▶ _PASSAGE_

+ + + + +

# Worksheet 05

Name:  Alexander Miller
UID: U52161825

### Topics

- Cost Functions
- Kmeans

### Cost Function

Solving Data Science problems often starts by defining a metric with which to evaluate solutions were you able to find some. This metric is called a cost function. Data Science then backtracks and tries to find a process / algorithm to find solutions that can optimize for that cost function.

For example suppose you are asked to cluster three points A, B, C into two non-empty clusters. If someone gave you the solution `{A, B}, {C}`, how would you evaluate that this is a good solution?

Notice that because the clusters need to be non-empty and all points must be assigned to a cluster, it must be that two of the three points will be together in one cluster and the third will be alone in the other cluster.

In the above solution, if A and B are closer than A and C, and B and C, then this is a good solution. The smaller the distance between the two points in the same cluster (here A and B), the better the solution. So we can define our cost function to be that distance (between A and B here)!

The algorithm / process would involve clustering together the two closest points and put the third in its own cluster. This process optimizes for that cost function because no other pair of points could have a lower distance (although it could equal it).

### K means

a) (1-dimensional clustering) Walk through Lloyd's algorithm step by step on the following dataset:

`[0, .5, 1.5, 2, 6, 6.5, 7]` (note: each of these are 1-dimensional data points)

Given the initial centroids:

`[0, 2]`

**Iteration 1:**
- Cluster 1: `[0, 0.5, 1.5]`
- Cluster 2: `[2, 6, 6.5, 7]`
- New Centroids: `[0.6667, 5.625]`

**Iteration 2:**
- Cluster 1: `[0, 0.5, 1.5]`
- Cluster 2: `[2, 6, 6.5, 7]`
- New Centroids: `[0.6667, 5.625]`


b) Describe in plain english what the cost function for k means is.

The K-means cost function measures how spread out data points are from the centers of their assigned clusters. It aims to minimize the sum of squared distances between each point and its cluster center, ensuring tight and compact clusters.

c) For the same number of clusters K, why could there be very different solutions to the K means algorithm on a given dataset?

K-means results can vary due to sensitivity to initial centroid positions, different data distributions, and potential convergence to local minima. Outliers and noise can also impact outcomes. Running the algorithm multiple times with various initializations helps mitigate these variations.






d) Does Lloyd's Algorithm always converge? Why / why not?

Yes, Lloyd's Algorithm always converges. It iteratively reduces the sum of squared distances between data points and centroids, ensuring a finite number of steps. However, it may converge to a local minimum, prompting the use of multiple runs with varied initializations to enhance the chances of finding an optimal solution.

+ + + + +

▶ _DATA LINES_
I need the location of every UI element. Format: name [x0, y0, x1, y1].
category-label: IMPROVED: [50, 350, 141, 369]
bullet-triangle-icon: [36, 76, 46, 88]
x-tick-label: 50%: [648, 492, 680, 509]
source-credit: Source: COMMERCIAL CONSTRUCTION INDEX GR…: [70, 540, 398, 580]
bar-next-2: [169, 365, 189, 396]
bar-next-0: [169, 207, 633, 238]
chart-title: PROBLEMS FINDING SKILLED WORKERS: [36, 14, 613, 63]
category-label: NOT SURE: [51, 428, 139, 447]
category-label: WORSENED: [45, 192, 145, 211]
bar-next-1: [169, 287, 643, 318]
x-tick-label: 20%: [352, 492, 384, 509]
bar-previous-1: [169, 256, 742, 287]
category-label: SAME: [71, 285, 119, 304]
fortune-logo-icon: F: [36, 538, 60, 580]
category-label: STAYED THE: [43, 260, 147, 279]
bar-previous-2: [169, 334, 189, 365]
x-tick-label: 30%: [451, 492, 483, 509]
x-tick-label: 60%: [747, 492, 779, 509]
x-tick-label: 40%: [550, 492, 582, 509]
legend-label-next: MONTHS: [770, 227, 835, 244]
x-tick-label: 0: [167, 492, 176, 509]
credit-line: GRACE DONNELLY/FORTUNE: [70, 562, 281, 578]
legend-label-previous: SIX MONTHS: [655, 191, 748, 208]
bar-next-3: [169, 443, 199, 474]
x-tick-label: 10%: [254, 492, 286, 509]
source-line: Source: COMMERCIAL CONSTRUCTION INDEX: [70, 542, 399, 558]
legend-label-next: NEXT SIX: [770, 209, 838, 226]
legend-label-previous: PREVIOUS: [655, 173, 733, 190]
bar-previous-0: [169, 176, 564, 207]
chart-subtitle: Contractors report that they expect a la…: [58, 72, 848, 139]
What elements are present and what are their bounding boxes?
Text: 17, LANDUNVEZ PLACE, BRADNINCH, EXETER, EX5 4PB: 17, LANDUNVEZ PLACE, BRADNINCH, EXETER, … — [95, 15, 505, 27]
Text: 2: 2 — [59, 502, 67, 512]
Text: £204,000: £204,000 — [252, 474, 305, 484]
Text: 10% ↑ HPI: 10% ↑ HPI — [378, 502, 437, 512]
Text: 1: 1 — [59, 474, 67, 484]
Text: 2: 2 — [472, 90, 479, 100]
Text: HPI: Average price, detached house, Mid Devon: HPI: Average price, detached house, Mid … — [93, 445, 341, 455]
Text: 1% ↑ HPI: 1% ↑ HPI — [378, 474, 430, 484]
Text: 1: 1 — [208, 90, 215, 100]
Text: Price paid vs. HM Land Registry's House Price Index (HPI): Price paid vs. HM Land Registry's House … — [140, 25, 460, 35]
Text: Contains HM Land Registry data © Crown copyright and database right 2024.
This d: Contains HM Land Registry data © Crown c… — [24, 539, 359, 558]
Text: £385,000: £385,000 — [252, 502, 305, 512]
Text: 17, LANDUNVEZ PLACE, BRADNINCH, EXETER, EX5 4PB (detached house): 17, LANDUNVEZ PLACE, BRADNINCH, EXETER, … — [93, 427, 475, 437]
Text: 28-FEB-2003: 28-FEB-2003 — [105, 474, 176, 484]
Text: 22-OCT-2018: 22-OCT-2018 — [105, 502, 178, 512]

+ + + + +

▶ _OBJECTIVE_
In the worksheet, what does Lloyd's Algorithm possibly converge to, despite always converging?

▶ _FULL ANSWER_
A local minimum.